:: SET PROBLEM ::
Each record is to be printed again precisely as it reads.
────────
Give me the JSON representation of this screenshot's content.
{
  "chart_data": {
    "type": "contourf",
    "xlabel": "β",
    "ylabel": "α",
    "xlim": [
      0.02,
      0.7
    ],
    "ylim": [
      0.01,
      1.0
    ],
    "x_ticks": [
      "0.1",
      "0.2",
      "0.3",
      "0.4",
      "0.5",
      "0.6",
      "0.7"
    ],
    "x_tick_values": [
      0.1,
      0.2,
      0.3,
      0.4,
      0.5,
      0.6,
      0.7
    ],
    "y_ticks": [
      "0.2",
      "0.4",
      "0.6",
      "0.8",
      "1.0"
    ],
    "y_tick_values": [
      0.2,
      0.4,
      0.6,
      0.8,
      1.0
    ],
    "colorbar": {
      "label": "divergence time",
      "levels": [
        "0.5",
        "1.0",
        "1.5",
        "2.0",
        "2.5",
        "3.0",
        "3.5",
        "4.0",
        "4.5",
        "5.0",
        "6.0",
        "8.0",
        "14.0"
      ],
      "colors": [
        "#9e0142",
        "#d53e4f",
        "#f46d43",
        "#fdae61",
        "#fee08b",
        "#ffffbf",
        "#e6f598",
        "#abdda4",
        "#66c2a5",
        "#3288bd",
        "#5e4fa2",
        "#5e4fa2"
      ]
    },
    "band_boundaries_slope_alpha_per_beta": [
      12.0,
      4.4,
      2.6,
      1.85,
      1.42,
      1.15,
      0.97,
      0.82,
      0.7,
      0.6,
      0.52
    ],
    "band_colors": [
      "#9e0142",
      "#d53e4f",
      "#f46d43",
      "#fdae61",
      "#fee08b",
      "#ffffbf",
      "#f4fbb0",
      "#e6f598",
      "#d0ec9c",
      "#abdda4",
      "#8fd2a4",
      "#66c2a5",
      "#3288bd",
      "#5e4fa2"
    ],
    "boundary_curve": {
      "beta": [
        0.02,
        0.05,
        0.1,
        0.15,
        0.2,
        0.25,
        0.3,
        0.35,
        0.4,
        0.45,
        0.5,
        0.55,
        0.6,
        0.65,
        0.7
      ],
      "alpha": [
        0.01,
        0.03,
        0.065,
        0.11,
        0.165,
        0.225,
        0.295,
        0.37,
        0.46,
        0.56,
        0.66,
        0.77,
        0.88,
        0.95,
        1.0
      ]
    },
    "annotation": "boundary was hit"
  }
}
────────
:: THE RESULT ::
Give me the JSON representation of this screenshot's content.
{
  "chart_data": {
    "type": "contourf",
    "xlabel": "β",
    "ylabel": "α",
    "xlim": [
      0.02,
      0.7
    ],
    "ylim": [
      0.01,
      1.0
    ],
    "x_ticks": [
      "0.1",
      "0.2",
      "0.3",
      "0.4",
      "0.5",
      "0.6",
      "0.7"
    ],
    "x_tick_values": [
      0.1,
      0.2,
      0.3,
      0.4,
      0.5,
      0.6,
      0.7
    ],
    "y_ticks": [
      "0.2",
      "0.4",
      "0.6",
      "0.8",
      "1.0"
    ],
    "y_tick_values": [
      0.2,
      0.4,
      0.6,
      0.8,
      1.0
    ],
    "colorbar": {
      "label": "divergence time",
      "levels": [
        "0.5",
        "1.0",
        "1.5",
        "2.0",
        "2.5",
        "3.0",
        "3.5",
        "4.0",
        "4.5",
        "5.0",
        "6.0",
        "8.0",
        "14.0"
      ],
      "colors": [
        "#9e0142",
        "#d53e4f",
        "#f46d43",
        "#fdae61",
        "#fee08b",
        "#ffffbf",
        "#e6f598",
        "#abdda4",
        "#66c2a5",
        "#3288bd",
        "#5e4fa2",
        "#5e4fa2"
      ]
    },
    "band_boundaries_slope_alpha_per_beta": [
      12.0,
      4.4,
      2.6,
      1.85,
      1.42,
      1.15,
      0.97,
      0.82,
      0.7,
      0.6,
      0.52
    ],
    "band_colors": [
      "#9e0142",
      "#d53e4f",
      "#f46d43",
      "#fdae61",
      "#fee08b",
      "#ffffbf",
      "#f4fbb0",
      "#e6f598",
      "#d0ec9c",
      "#abdda4",
      "#8fd2a4",
      "#66c2a5",
      "#3288bd",
      "#5e4fa2"
    ],
    "boundary_curve": {
      "beta": [
        0.02,
        0.05,
        0.1,
        0.15,
        0.2,
        0.25,
        0.3,
        0.35,
        0.4,
        0.45,
        0.5,
        0.55,
        0.6,
        0.65,
        0.7
      ],
      "alpha": [
        0.01,
        0.03,
        0.065,
        0.11,
        0.165,
        0.225,
        0.295,
        0.37,
        0.46,
        0.56,
        0.66,
        0.77,
        0.88,
        0.95,
        1.0
      ]
    },
    "annotation": "boundary was hit"
  }
}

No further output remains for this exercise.